*EXERCISE DESCRIPTION*. Read the data and repeat all of it exactly.
BEGIN INFORMATION SUPPLIED
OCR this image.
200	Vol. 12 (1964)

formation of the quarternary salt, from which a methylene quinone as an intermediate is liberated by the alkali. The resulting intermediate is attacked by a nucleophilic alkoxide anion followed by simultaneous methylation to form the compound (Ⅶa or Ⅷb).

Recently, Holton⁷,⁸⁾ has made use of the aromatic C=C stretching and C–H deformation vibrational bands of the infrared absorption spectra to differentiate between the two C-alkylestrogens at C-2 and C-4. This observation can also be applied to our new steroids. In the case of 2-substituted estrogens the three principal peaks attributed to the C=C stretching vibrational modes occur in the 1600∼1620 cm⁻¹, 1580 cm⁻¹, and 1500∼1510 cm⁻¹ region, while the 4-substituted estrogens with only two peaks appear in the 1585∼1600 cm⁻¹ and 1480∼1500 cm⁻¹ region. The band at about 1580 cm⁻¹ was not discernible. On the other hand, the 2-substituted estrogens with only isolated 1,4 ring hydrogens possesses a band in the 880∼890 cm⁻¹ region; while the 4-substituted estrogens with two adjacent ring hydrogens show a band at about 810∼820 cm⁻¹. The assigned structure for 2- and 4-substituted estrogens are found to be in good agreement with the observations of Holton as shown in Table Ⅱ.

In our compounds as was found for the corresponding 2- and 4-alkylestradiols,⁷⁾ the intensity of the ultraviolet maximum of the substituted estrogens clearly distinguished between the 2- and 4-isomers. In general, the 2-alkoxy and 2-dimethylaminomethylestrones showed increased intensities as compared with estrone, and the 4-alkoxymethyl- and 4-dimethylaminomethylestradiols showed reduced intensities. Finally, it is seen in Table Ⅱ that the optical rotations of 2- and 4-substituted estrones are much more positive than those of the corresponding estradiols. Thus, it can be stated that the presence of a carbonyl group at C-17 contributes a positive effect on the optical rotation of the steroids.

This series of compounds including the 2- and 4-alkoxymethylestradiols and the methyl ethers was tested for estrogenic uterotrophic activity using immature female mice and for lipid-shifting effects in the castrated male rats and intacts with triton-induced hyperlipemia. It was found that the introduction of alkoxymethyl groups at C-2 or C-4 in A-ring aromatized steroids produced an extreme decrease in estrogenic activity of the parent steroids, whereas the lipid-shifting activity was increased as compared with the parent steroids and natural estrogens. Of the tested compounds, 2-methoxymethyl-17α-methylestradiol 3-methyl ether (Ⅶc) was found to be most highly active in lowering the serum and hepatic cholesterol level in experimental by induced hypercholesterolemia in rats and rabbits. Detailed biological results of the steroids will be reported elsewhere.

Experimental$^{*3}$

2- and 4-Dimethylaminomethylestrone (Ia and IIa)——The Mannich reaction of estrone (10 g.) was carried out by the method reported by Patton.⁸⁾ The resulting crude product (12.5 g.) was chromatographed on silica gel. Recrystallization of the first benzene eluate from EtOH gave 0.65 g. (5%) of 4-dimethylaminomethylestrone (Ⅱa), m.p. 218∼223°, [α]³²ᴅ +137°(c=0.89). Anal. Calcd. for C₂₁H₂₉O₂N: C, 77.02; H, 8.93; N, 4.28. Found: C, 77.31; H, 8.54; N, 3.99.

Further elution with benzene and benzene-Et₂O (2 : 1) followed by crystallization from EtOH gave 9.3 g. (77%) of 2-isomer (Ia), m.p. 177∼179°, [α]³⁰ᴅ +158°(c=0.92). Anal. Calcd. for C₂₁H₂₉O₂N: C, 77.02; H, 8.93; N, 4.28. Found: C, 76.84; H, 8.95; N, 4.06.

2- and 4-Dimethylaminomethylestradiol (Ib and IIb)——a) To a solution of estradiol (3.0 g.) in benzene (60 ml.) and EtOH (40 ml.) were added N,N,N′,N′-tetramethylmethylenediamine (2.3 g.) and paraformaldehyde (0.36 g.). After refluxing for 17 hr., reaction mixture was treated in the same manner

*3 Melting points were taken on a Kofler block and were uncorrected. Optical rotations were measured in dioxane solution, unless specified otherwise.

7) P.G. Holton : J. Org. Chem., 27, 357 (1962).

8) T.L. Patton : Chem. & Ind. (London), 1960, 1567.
END INFORMATION SUPPLIED
*THE OUTPUT*.
OCR this image.
200	Vol. 12 (1964)

formation of the quarternary salt, from which a methylene quinone as an intermediate is liberated by the alkali. The resulting intermediate is attacked by a nucleophilic alkoxide anion followed by simultaneous methylation to form the compound (Ⅶa or Ⅷb).

Recently, Holton⁷,⁸⁾ has made use of the aromatic C=C stretching and C–H deformation vibrational bands of the infrared absorption spectra to differentiate between the two C-alkylestrogens at C-2 and C-4. This observation can also be applied to our new steroids. In the case of 2-substituted estrogens the three principal peaks attributed to the C=C stretching vibrational modes occur in the 1600∼1620 cm⁻¹, 1580 cm⁻¹, and 1500∼1510 cm⁻¹ region, while the 4-substituted estrogens with only two peaks appear in the 1585∼1600 cm⁻¹ and 1480∼1500 cm⁻¹ region. The band at about 1580 cm⁻¹ was not discernible. On the other hand, the 2-substituted estrogens with only isolated 1,4 ring hydrogens possesses a band in the 880∼890 cm⁻¹ region; while the 4-substituted estrogens with two adjacent ring hydrogens show a band at about 810∼820 cm⁻¹. The assigned structure for 2- and 4-substituted estrogens are found to be in good agreement with the observations of Holton as shown in Table Ⅱ.

In our compounds as was found for the corresponding 2- and 4-alkylestradiols,⁷⁾ the intensity of the ultraviolet maximum of the substituted estrogens clearly distinguished between the 2- and 4-isomers. In general, the 2-alkoxy and 2-dimethylaminomethylestrones showed increased intensities as compared with estrone, and the 4-alkoxymethyl- and 4-dimethylaminomethylestradiols showed reduced intensities. Finally, it is seen in Table Ⅱ that the optical rotations of 2- and 4-substituted estrones are much more positive than those of the corresponding estradiols. Thus, it can be stated that the presence of a carbonyl group at C-17 contributes a positive effect on the optical rotation of the steroids.

This series of compounds including the 2- and 4-alkoxymethylestradiols and the methyl ethers was tested for estrogenic uterotrophic activity using immature female mice and for lipid-shifting effects in the castrated male rats and intacts with triton-induced hyperlipemia. It was found that the introduction of alkoxymethyl groups at C-2 or C-4 in A-ring aromatized steroids produced an extreme decrease in estrogenic activity of the parent steroids, whereas the lipid-shifting activity was increased as compared with the parent steroids and natural estrogens. Of the tested compounds, 2-methoxymethyl-17α-methylestradiol 3-methyl ether (Ⅶc) was found to be most highly active in lowering the serum and hepatic cholesterol level in experimental by induced hypercholesterolemia in rats and rabbits. Detailed biological results of the steroids will be reported elsewhere.

Experimental$^{*3}$

2- and 4-Dimethylaminomethylestrone (Ia and IIa)——The Mannich reaction of estrone (10 g.) was carried out by the method reported by Patton.⁸⁾ The resulting crude product (12.5 g.) was chromatographed on silica gel. Recrystallization of the first benzene eluate from EtOH gave 0.65 g. (5%) of 4-dimethylaminomethylestrone (Ⅱa), m.p. 218∼223°, [α]³²ᴅ +137°(c=0.89). Anal. Calcd. for C₂₁H₂₉O₂N: C, 77.02; H, 8.93; N, 4.28. Found: C, 77.31; H, 8.54; N, 3.99.

Further elution with benzene and benzene-Et₂O (2 : 1) followed by crystallization from EtOH gave 9.3 g. (77%) of 2-isomer (Ia), m.p. 177∼179°, [α]³⁰ᴅ +158°(c=0.92). Anal. Calcd. for C₂₁H₂₉O₂N: C, 77.02; H, 8.93; N, 4.28. Found: C, 76.84; H, 8.95; N, 4.06.

2- and 4-Dimethylaminomethylestradiol (Ib and IIb)——a) To a solution of estradiol (3.0 g.) in benzene (60 ml.) and EtOH (40 ml.) were added N,N,N′,N′-tetramethylmethylenediamine (2.3 g.) and paraformaldehyde (0.36 g.). After refluxing for 17 hr., reaction mixture was treated in the same manner

*3 Melting points were taken on a Kofler block and were uncorrected. Optical rotations were measured in dioxane solution, unless specified otherwise.

7) P.G. Holton : J. Org. Chem., 27, 357 (1962).

8) T.L. Patton : Chem. & Ind. (London), 1960, 1567.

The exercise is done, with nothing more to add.